____ MATERIAL PROVIDED

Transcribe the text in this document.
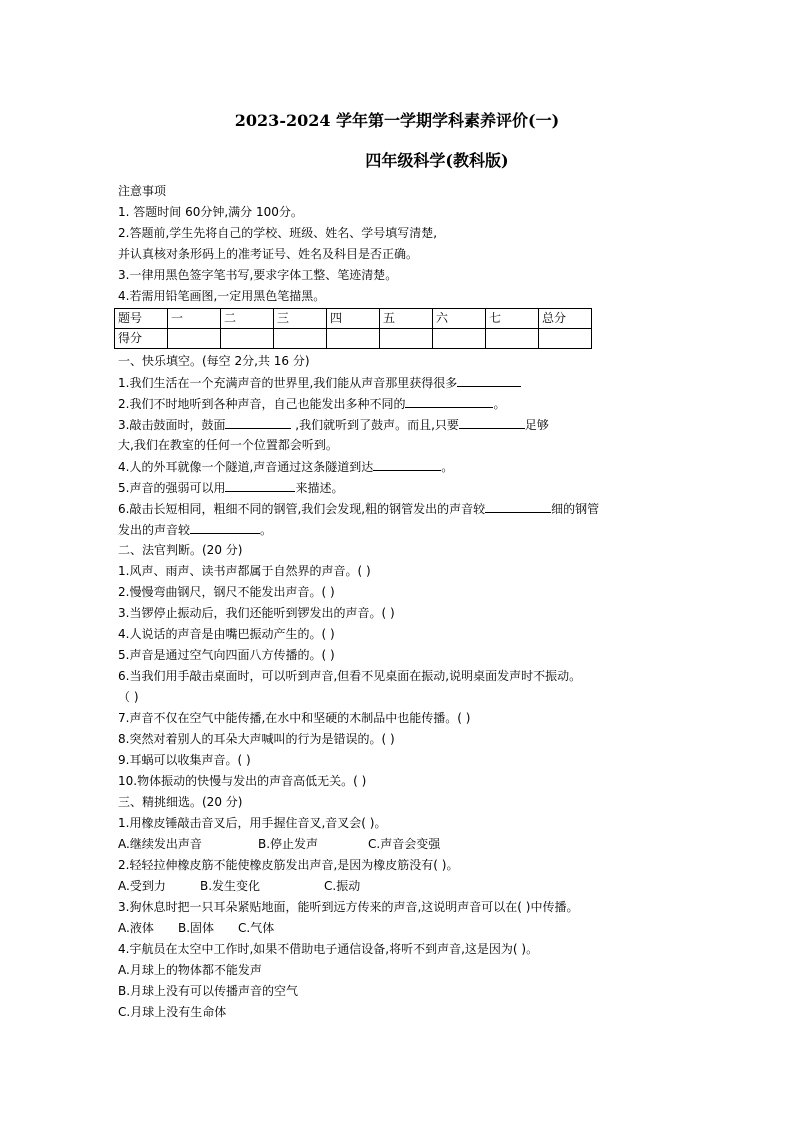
2023-2024 学年第一学期学科素养评价(一)
四年级科学(教科版)
注意事项
1. 答题时间 60分钟,满分 100分。
2.答题前,学生先将自己的学校、班级、姓名、学号填写清楚,
并认真核对条形码上的准考证号、姓名及科目是否正确。
3.一律用黑色签字笔书写,要求字体工整、笔迹清楚。
4.若需用铅笔画图,一定用黑色笔描黑。
题号	一	二	三	四	五	六	七	总分
得分								
一、快乐填空。(每空 2分,共 16 分)
1.我们生活在一个充满声音的世界里,我们能从声音那里获得很多
2.我们不时地听到各种声音，自己也能发出多种不同的	。
3.敲击鼓面时，鼓面	,我们就听到了鼓声。而且,只要	足够
大,我们在教室的任何一个位置都会听到。
4.人的外耳就像一个隧道,声音通过这条隧道到达	。
5.声音的强弱可以用	来描述。
6.敲击长短相同，粗细不同的钢管,我们会发现,粗的钢管发出的声音较	细的钢管
发出的声音较	。
二、法官判断。(20 分)
1.风声、雨声、读书声都属于自然界的声音。( )
2.慢慢弯曲钢尺，钢尺不能发出声音。( )
3.当锣停止振动后，我们还能听到锣发出的声音。( )
4.人说话的声音是由嘴巴振动产生的。( )
5.声音是通过空气向四面八方传播的。( )
6.当我们用手敲击桌面时，可以听到声音,但看不见桌面在振动,说明桌面发声时不振动。
（ )
7.声音不仅在空气中能传播,在水中和坚硬的木制品中也能传播。( )
8.突然对着别人的耳朵大声喊叫的行为是错误的。( )
9.耳蜗可以收集声音。( )
10.物体振动的快慢与发出的声音高低无关。( )
三、精挑细选。(20 分)
1.用橡皮锤敲击音叉后，用手握住音叉,音叉会( )。
A.继续发出声音	B.停止发声	C.声音会变强
2.轻轻拉伸橡皮筋不能使橡皮筋发出声音,是因为橡皮筋没有( )。
A.受到力	B.发生变化	C.振动
3.狗休息时把一只耳朵紧贴地面，能听到远方传来的声音,这说明声音可以在( )中传播。
A.液体 B.固体 C.气体
4.宇航员在太空中工作时,如果不借助电子通信设备,将听不到声音,这是因为( )。
A.月球上的物体都不能发声
B.月球上没有可以传播声音的空气
C.月球上没有生命体
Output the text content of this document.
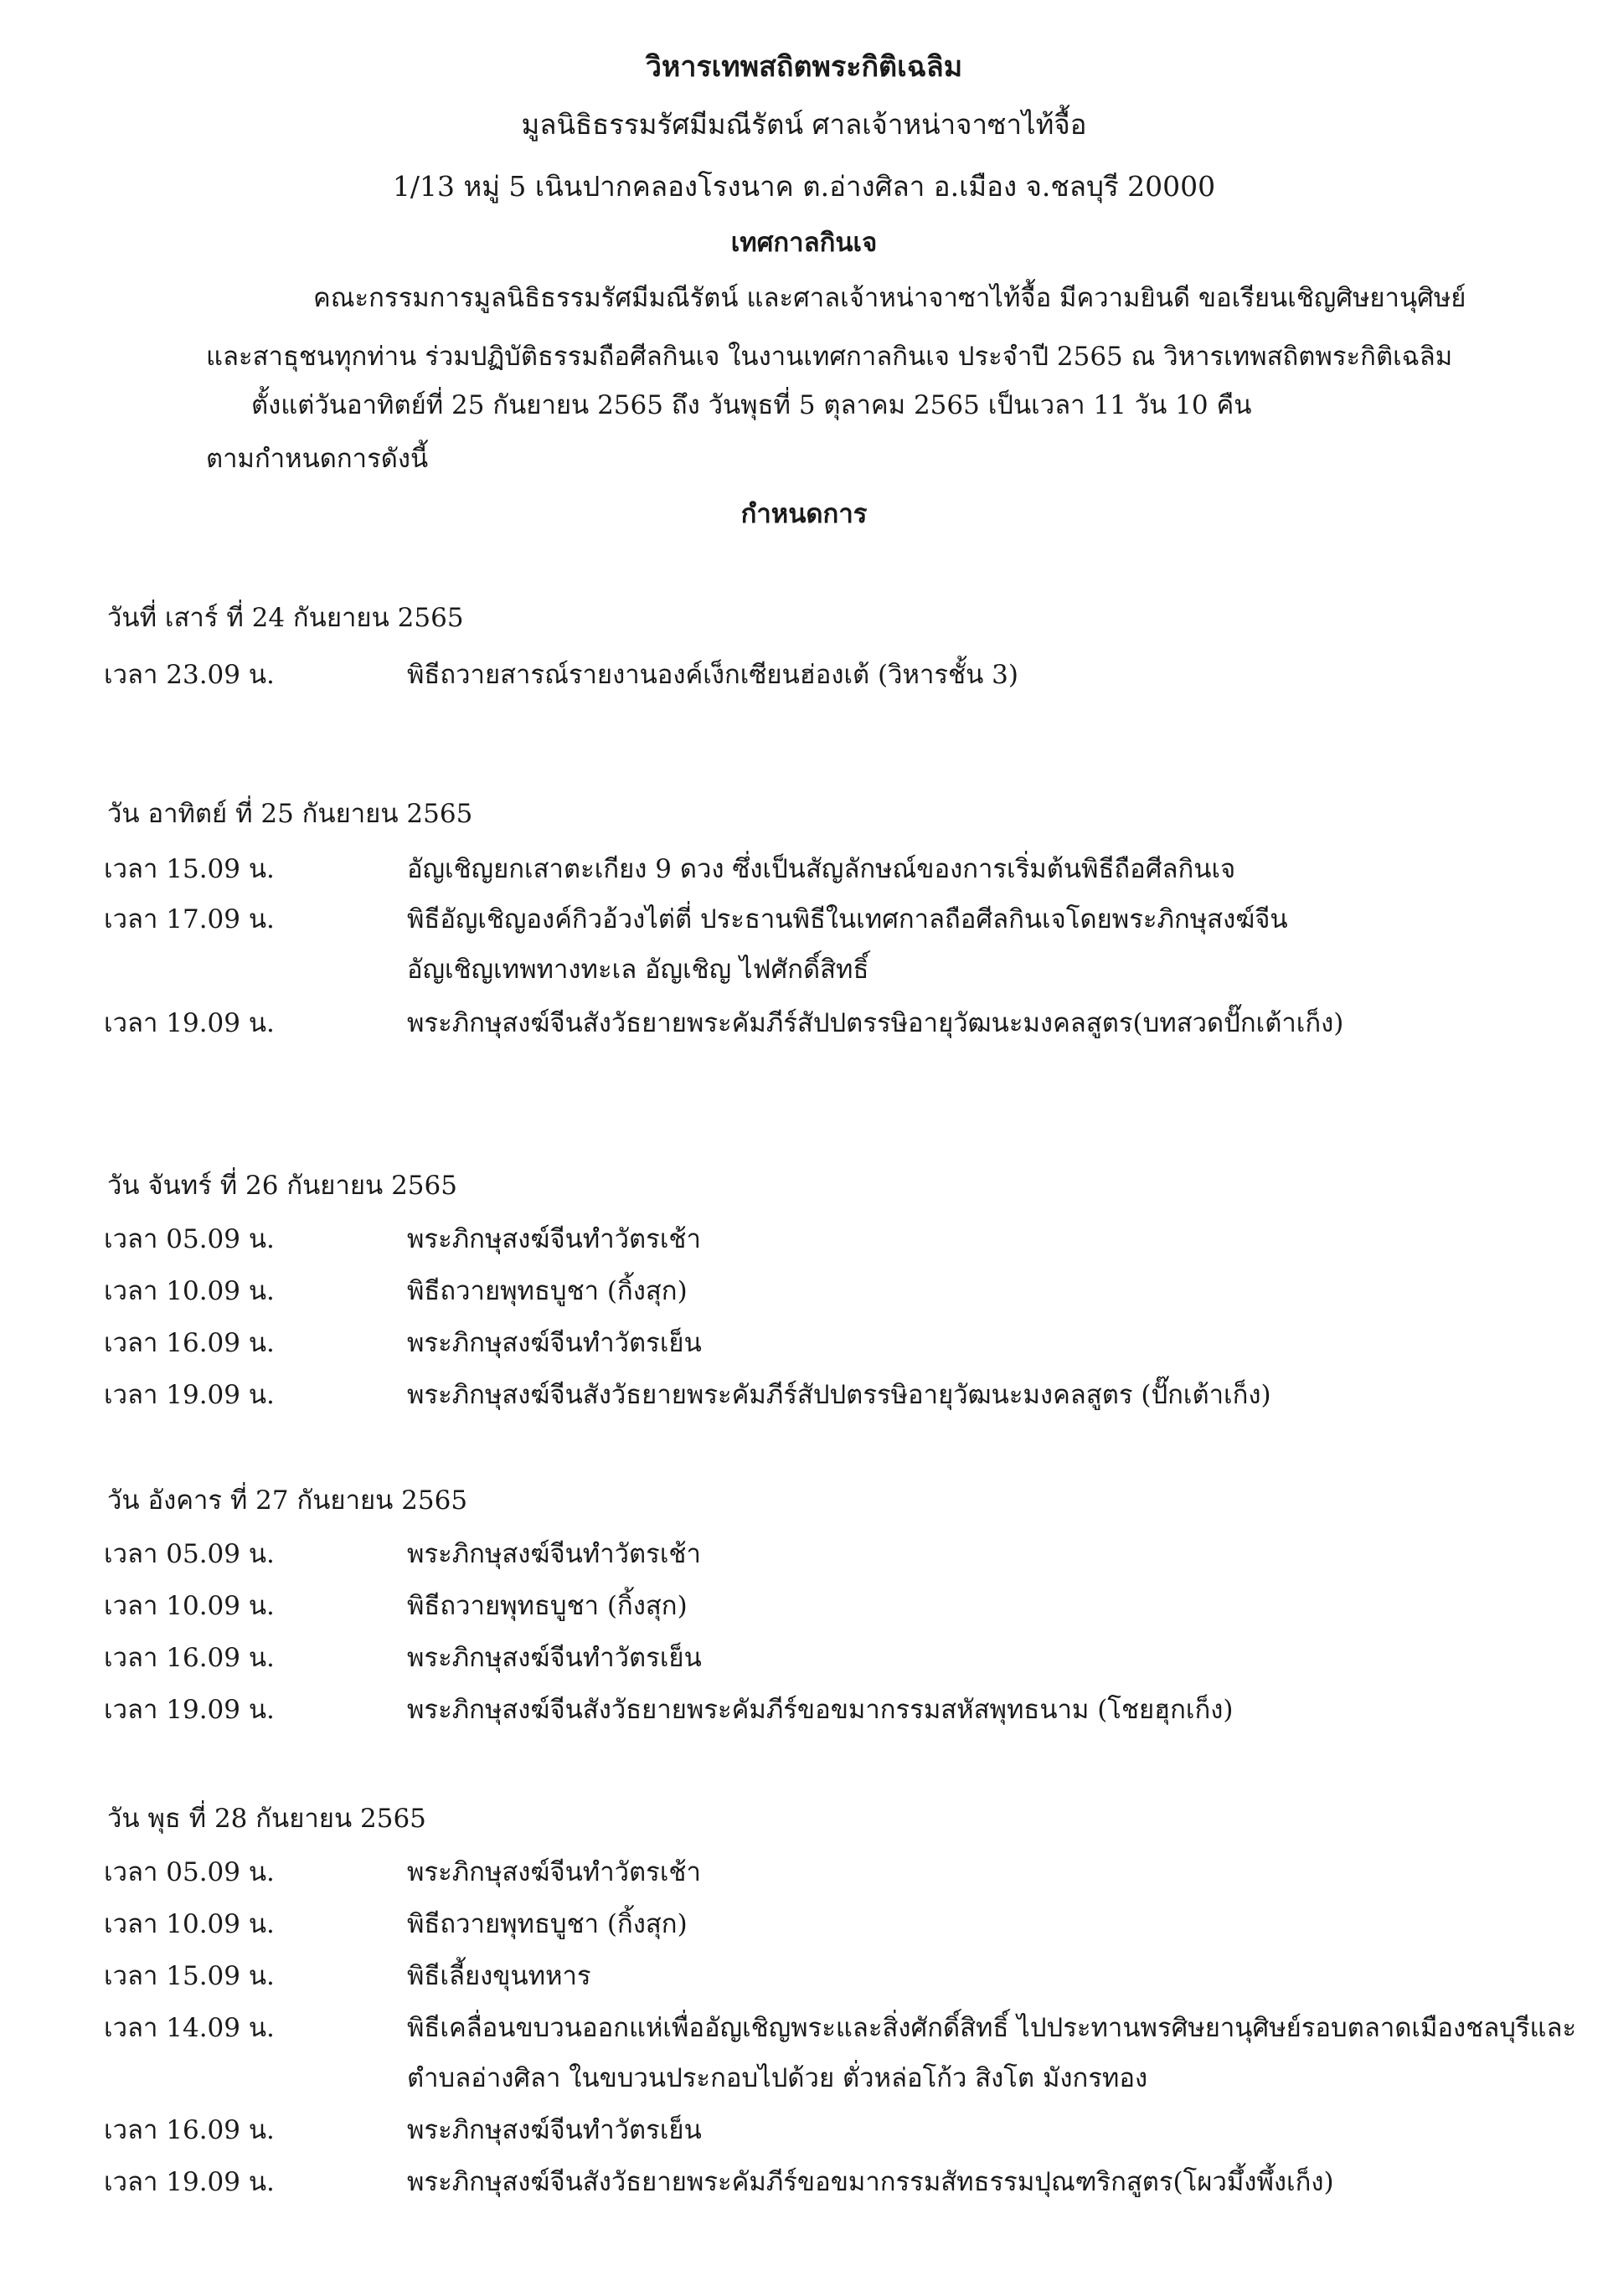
วิหารเทพสถิตพระกิติเฉลิม
มูลนิธิธรรมรัศมีมณีรัตน์ ศาลเจ้าหน่าจาซาไท้จื้อ
1/13 หมู่ 5 เนินปากคลองโรงนาค ต.อ่างศิลา อ.เมือง จ.ชลบุรี 20000
เทศกาลกินเจ
คณะกรรมการมูลนิธิธรรมรัศมีมณีรัตน์ และศาลเจ้าหน่าจาซาไท้จื้อ มีความยินดี ขอเรียนเชิญศิษยานุศิษย์
และสาธุชนทุกท่าน ร่วมปฏิบัติธรรมถือศีลกินเจ ในงานเทศกาลกินเจ ประจำปี 2565 ณ วิหารเทพสถิตพระกิติเฉลิม
ตั้งแต่วันอาทิตย์ที่ 25 กันยายน 2565 ถึง วันพุธที่ 5 ตุลาคม 2565 เป็นเวลา 11 วัน 10 คืน
ตามกำหนดการดังนี้
กำหนดการ
วันที่ เสาร์ ที่ 24 กันยายน 2565
เวลา 23.09 น.	พิธีถวายสารณ์รายงานองค์เง็กเซียนฮ่องเต้ (วิหารชั้น 3)
วัน อาทิตย์ ที่ 25 กันยายน 2565
เวลา 15.09 น.	อัญเชิญยกเสาตะเกียง 9 ดวง ซึ่งเป็นสัญลักษณ์ของการเริ่มต้นพิธีถือศีลกินเจ
เวลา 17.09 น.	พิธีอัญเชิญองค์กิวอ้วงไต่ตี่ ประธานพิธีในเทศกาลถือศีลกินเจโดยพระภิกษุสงฆ์จีน
อัญเชิญเทพทางทะเล อัญเชิญ ไฟศักดิ์สิทธิ์
เวลา 19.09 น.	พระภิกษุสงฆ์จีนสังวัธยายพระคัมภีร์สัปปตรรษิอายุวัฒนะมงคลสูตร(บทสวดปั๊กเต้าเก็ง)
วัน จันทร์ ที่ 26 กันยายน 2565
เวลา 05.09 น.	พระภิกษุสงฆ์จีนทำวัตรเช้า
เวลา 10.09 น.	พิธีถวายพุทธบูชา (กิ้งสุก)
เวลา 16.09 น.	พระภิกษุสงฆ์จีนทำวัตรเย็น
เวลา 19.09 น.	พระภิกษุสงฆ์จีนสังวัธยายพระคัมภีร์สัปปตรรษิอายุวัฒนะมงคลสูตร (ปั๊กเต้าเก็ง)
วัน อังคาร ที่ 27 กันยายน 2565
เวลา 05.09 น.	พระภิกษุสงฆ์จีนทำวัตรเช้า
เวลา 10.09 น.	พิธีถวายพุทธบูชา (กิ้งสุก)
เวลา 16.09 น.	พระภิกษุสงฆ์จีนทำวัตรเย็น
เวลา 19.09 น.	พระภิกษุสงฆ์จีนสังวัธยายพระคัมภีร์ขอขมากรรมสหัสพุทธนาม (โชยฮุกเก็ง)
วัน พุธ ที่ 28 กันยายน 2565
เวลา 05.09 น.	พระภิกษุสงฆ์จีนทำวัตรเช้า
เวลา 10.09 น.	พิธีถวายพุทธบูชา (กิ้งสุก)
เวลา 15.09 น.	พิธีเลี้ยงขุนทหาร
เวลา 14.09 น.	พิธีเคลื่อนขบวนออกแห่เพื่ออัญเชิญพระและสิ่งศักดิ์สิทธิ์ ไปประทานพรศิษยานุศิษย์รอบตลาดเมืองชลบุรีและ
ตำบลอ่างศิลา ในขบวนประกอบไปด้วย ตั่วหล่อโก้ว สิงโต มังกรทอง
เวลา 16.09 น.	พระภิกษุสงฆ์จีนทำวัตรเย็น
เวลา 19.09 น.	พระภิกษุสงฆ์จีนสังวัธยายพระคัมภีร์ขอขมากรรมสัทธรรมปุณฑริกสูตร(โผวมึ้งพึ้งเก็ง)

________

REQUIREMENTS:
All the records need to be repeated exactly, with the images dropped.

OUTPUT OF THE TASK:
Transcribe the text in this document.
2023-2024 学年第一学期学科素养评价(一)
四年级科学(教科版)
注意事项
1. 答题时间 60分钟,满分 100分。
2.答题前,学生先将自己的学校、班级、姓名、学号填写清楚,
并认真核对条形码上的准考证号、姓名及科目是否正确。
3.一律用黑色签字笔书写,要求字体工整、笔迹清楚。
4.若需用铅笔画图,一定用黑色笔描黑。
题号	一	二	三	四	五	六	七	总分
得分								
一、快乐填空。(每空 2分,共 16 分)
1.我们生活在一个充满声音的世界里,我们能从声音那里获得很多
2.我们不时地听到各种声音，自己也能发出多种不同的	。
3.敲击鼓面时，鼓面	,我们就听到了鼓声。而且,只要	足够
大,我们在教室的任何一个位置都会听到。
4.人的外耳就像一个隧道,声音通过这条隧道到达	。
5.声音的强弱可以用	来描述。
6.敲击长短相同，粗细不同的钢管,我们会发现,粗的钢管发出的声音较	细的钢管
发出的声音较	。
二、法官判断。(20 分)
1.风声、雨声、读书声都属于自然界的声音。( )
2.慢慢弯曲钢尺，钢尺不能发出声音。( )
3.当锣停止振动后，我们还能听到锣发出的声音。( )
4.人说话的声音是由嘴巴振动产生的。( )
5.声音是通过空气向四面八方传播的。( )
6.当我们用手敲击桌面时，可以听到声音,但看不见桌面在振动,说明桌面发声时不振动。
（ )
7.声音不仅在空气中能传播,在水中和坚硬的木制品中也能传播。( )
8.突然对着别人的耳朵大声喊叫的行为是错误的。( )
9.耳蜗可以收集声音。( )
10.物体振动的快慢与发出的声音高低无关。( )
三、精挑细选。(20 分)
1.用橡皮锤敲击音叉后，用手握住音叉,音叉会( )。
A.继续发出声音	B.停止发声	C.声音会变强
2.轻轻拉伸橡皮筋不能使橡皮筋发出声音,是因为橡皮筋没有( )。
A.受到力	B.发生变化	C.振动
3.狗休息时把一只耳朵紧贴地面，能听到远方传来的声音,这说明声音可以在( )中传播。
A.液体 B.固体 C.气体
4.宇航员在太空中工作时,如果不借助电子通信设备,将听不到声音,这是因为( )。
A.月球上的物体都不能发声
B.月球上没有可以传播声音的空气
C.月球上没有生命体
Output the text content of this document.
วิหารเทพสถิตพระกิติเฉลิม
มูลนิธิธรรมรัศมีมณีรัตน์ ศาลเจ้าหน่าจาซาไท้จื้อ
1/13 หมู่ 5 เนินปากคลองโรงนาค ต.อ่างศิลา อ.เมือง จ.ชลบุรี 20000
เทศกาลกินเจ
คณะกรรมการมูลนิธิธรรมรัศมีมณีรัตน์ และศาลเจ้าหน่าจาซาไท้จื้อ มีความยินดี ขอเรียนเชิญศิษยานุศิษย์
และสาธุชนทุกท่าน ร่วมปฏิบัติธรรมถือศีลกินเจ ในงานเทศกาลกินเจ ประจำปี 2565 ณ วิหารเทพสถิตพระกิติเฉลิม
ตั้งแต่วันอาทิตย์ที่ 25 กันยายน 2565 ถึง วันพุธที่ 5 ตุลาคม 2565 เป็นเวลา 11 วัน 10 คืน
ตามกำหนดการดังนี้
กำหนดการ
วันที่ เสาร์ ที่ 24 กันยายน 2565
เวลา 23.09 น.	พิธีถวายสารณ์รายงานองค์เง็กเซียนฮ่องเต้ (วิหารชั้น 3)
วัน อาทิตย์ ที่ 25 กันยายน 2565
เวลา 15.09 น.	อัญเชิญยกเสาตะเกียง 9 ดวง ซึ่งเป็นสัญลักษณ์ของการเริ่มต้นพิธีถือศีลกินเจ
เวลา 17.09 น.	พิธีอัญเชิญองค์กิวอ้วงไต่ตี่ ประธานพิธีในเทศกาลถือศีลกินเจโดยพระภิกษุสงฆ์จีน
อัญเชิญเทพทางทะเล อัญเชิญ ไฟศักดิ์สิทธิ์
เวลา 19.09 น.	พระภิกษุสงฆ์จีนสังวัธยายพระคัมภีร์สัปปตรรษิอายุวัฒนะมงคลสูตร(บทสวดปั๊กเต้าเก็ง)
วัน จันทร์ ที่ 26 กันยายน 2565
เวลา 05.09 น.	พระภิกษุสงฆ์จีนทำวัตรเช้า
เวลา 10.09 น.	พิธีถวายพุทธบูชา (กิ้งสุก)
เวลา 16.09 น.	พระภิกษุสงฆ์จีนทำวัตรเย็น
เวลา 19.09 น.	พระภิกษุสงฆ์จีนสังวัธยายพระคัมภีร์สัปปตรรษิอายุวัฒนะมงคลสูตร (ปั๊กเต้าเก็ง)
วัน อังคาร ที่ 27 กันยายน 2565
เวลา 05.09 น.	พระภิกษุสงฆ์จีนทำวัตรเช้า
เวลา 10.09 น.	พิธีถวายพุทธบูชา (กิ้งสุก)
เวลา 16.09 น.	พระภิกษุสงฆ์จีนทำวัตรเย็น
เวลา 19.09 น.	พระภิกษุสงฆ์จีนสังวัธยายพระคัมภีร์ขอขมากรรมสหัสพุทธนาม (โชยฮุกเก็ง)
วัน พุธ ที่ 28 กันยายน 2565
เวลา 05.09 น.	พระภิกษุสงฆ์จีนทำวัตรเช้า
เวลา 10.09 น.	พิธีถวายพุทธบูชา (กิ้งสุก)
เวลา 15.09 น.	พิธีเลี้ยงขุนทหาร
เวลา 14.09 น.	พิธีเคลื่อนขบวนออกแห่เพื่ออัญเชิญพระและสิ่งศักดิ์สิทธิ์ ไปประทานพรศิษยานุศิษย์รอบตลาดเมืองชลบุรีและ
ตำบลอ่างศิลา ในขบวนประกอบไปด้วย ตั่วหล่อโก้ว สิงโต มังกรทอง
เวลา 16.09 น.	พระภิกษุสงฆ์จีนทำวัตรเย็น
เวลา 19.09 น.	พระภิกษุสงฆ์จีนสังวัธยายพระคัมภีร์ขอขมากรรมสัทธรรมปุณฑริกสูตร(โผวมึ้งพึ้งเก็ง)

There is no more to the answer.